■ Your goal
Return the full material exactly.

□ □ □

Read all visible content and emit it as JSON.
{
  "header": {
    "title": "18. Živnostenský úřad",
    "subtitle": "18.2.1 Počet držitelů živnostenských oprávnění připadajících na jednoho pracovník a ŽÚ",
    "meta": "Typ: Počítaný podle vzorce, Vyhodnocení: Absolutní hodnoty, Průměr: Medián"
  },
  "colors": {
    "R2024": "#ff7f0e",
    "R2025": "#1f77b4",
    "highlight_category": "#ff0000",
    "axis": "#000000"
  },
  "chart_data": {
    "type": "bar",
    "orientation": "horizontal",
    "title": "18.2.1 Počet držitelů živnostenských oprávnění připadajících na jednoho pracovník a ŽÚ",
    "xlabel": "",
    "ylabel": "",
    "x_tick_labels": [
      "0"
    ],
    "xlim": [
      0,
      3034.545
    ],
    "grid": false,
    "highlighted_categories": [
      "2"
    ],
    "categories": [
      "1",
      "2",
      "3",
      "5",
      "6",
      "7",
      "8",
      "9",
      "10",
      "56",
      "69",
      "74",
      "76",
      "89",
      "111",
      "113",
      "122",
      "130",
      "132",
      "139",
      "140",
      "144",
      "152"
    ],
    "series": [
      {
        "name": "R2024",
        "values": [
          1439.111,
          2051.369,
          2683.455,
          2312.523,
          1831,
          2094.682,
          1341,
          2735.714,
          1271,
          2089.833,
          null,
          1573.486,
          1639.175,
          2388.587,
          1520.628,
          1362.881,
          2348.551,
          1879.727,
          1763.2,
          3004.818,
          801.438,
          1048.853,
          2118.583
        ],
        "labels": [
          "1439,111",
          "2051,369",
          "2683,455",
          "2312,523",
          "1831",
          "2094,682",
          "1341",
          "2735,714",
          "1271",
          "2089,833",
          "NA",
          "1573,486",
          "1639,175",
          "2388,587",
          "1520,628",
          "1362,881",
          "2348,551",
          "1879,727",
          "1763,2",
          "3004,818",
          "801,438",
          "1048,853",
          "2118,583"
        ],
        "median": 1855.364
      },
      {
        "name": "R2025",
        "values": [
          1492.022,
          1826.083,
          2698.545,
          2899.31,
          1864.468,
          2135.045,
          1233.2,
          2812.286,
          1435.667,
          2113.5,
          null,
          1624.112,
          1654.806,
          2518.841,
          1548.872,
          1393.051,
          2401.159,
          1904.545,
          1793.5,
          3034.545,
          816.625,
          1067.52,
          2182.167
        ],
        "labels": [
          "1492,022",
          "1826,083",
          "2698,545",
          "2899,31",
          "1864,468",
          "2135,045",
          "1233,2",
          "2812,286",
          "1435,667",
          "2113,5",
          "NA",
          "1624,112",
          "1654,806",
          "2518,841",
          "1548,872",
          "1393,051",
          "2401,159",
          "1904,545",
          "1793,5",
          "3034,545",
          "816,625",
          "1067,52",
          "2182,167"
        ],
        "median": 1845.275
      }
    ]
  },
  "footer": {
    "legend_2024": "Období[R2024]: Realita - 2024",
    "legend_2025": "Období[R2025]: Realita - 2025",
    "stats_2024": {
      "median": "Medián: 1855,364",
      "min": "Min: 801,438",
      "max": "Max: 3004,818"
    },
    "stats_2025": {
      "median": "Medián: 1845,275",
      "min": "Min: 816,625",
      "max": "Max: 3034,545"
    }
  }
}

□ □ □

■ Written solution
Read all visible content and emit it as JSON.
{
  "header": {
    "title": "18. Živnostenský úřad",
    "subtitle": "18.2.1 Počet držitelů živnostenských oprávnění připadajících na jednoho pracovník a ŽÚ",
    "meta": "Typ: Počítaný podle vzorce, Vyhodnocení: Absolutní hodnoty, Průměr: Medián"
  },
  "colors": {
    "R2024": "#ff7f0e",
    "R2025": "#1f77b4",
    "highlight_category": "#ff0000",
    "axis": "#000000"
  },
  "chart_data": {
    "type": "bar",
    "orientation": "horizontal",
    "title": "18.2.1 Počet držitelů živnostenských oprávnění připadajících na jednoho pracovník a ŽÚ",
    "xlabel": "",
    "ylabel": "",
    "x_tick_labels": [
      "0"
    ],
    "xlim": [
      0,
      3034.545
    ],
    "grid": false,
    "highlighted_categories": [
      "2"
    ],
    "categories": [
      "1",
      "2",
      "3",
      "5",
      "6",
      "7",
      "8",
      "9",
      "10",
      "56",
      "69",
      "74",
      "76",
      "89",
      "111",
      "113",
      "122",
      "130",
      "132",
      "139",
      "140",
      "144",
      "152"
    ],
    "series": [
      {
        "name": "R2024",
        "values": [
          1439.111,
          2051.369,
          2683.455,
          2312.523,
          1831,
          2094.682,
          1341,
          2735.714,
          1271,
          2089.833,
          null,
          1573.486,
          1639.175,
          2388.587,
          1520.628,
          1362.881,
          2348.551,
          1879.727,
          1763.2,
          3004.818,
          801.438,
          1048.853,
          2118.583
        ],
        "labels": [
          "1439,111",
          "2051,369",
          "2683,455",
          "2312,523",
          "1831",
          "2094,682",
          "1341",
          "2735,714",
          "1271",
          "2089,833",
          "NA",
          "1573,486",
          "1639,175",
          "2388,587",
          "1520,628",
          "1362,881",
          "2348,551",
          "1879,727",
          "1763,2",
          "3004,818",
          "801,438",
          "1048,853",
          "2118,583"
        ],
        "median": 1855.364
      },
      {
        "name": "R2025",
        "values": [
          1492.022,
          1826.083,
          2698.545,
          2899.31,
          1864.468,
          2135.045,
          1233.2,
          2812.286,
          1435.667,
          2113.5,
          null,
          1624.112,
          1654.806,
          2518.841,
          1548.872,
          1393.051,
          2401.159,
          1904.545,
          1793.5,
          3034.545,
          816.625,
          1067.52,
          2182.167
        ],
        "labels": [
          "1492,022",
          "1826,083",
          "2698,545",
          "2899,31",
          "1864,468",
          "2135,045",
          "1233,2",
          "2812,286",
          "1435,667",
          "2113,5",
          "NA",
          "1624,112",
          "1654,806",
          "2518,841",
          "1548,872",
          "1393,051",
          "2401,159",
          "1904,545",
          "1793,5",
          "3034,545",
          "816,625",
          "1067,52",
          "2182,167"
        ],
        "median": 1845.275
      }
    ]
  },
  "footer": {
    "legend_2024": "Období[R2024]: Realita - 2024",
    "legend_2025": "Období[R2025]: Realita - 2025",
    "stats_2024": {
      "median": "Medián: 1855,364",
      "min": "Min: 801,438",
      "max": "Max: 3004,818"
    },
    "stats_2025": {
      "median": "Medián: 1845,275",
      "min": "Min: 816,625",
      "max": "Max: 3034,545"
    }
  }
}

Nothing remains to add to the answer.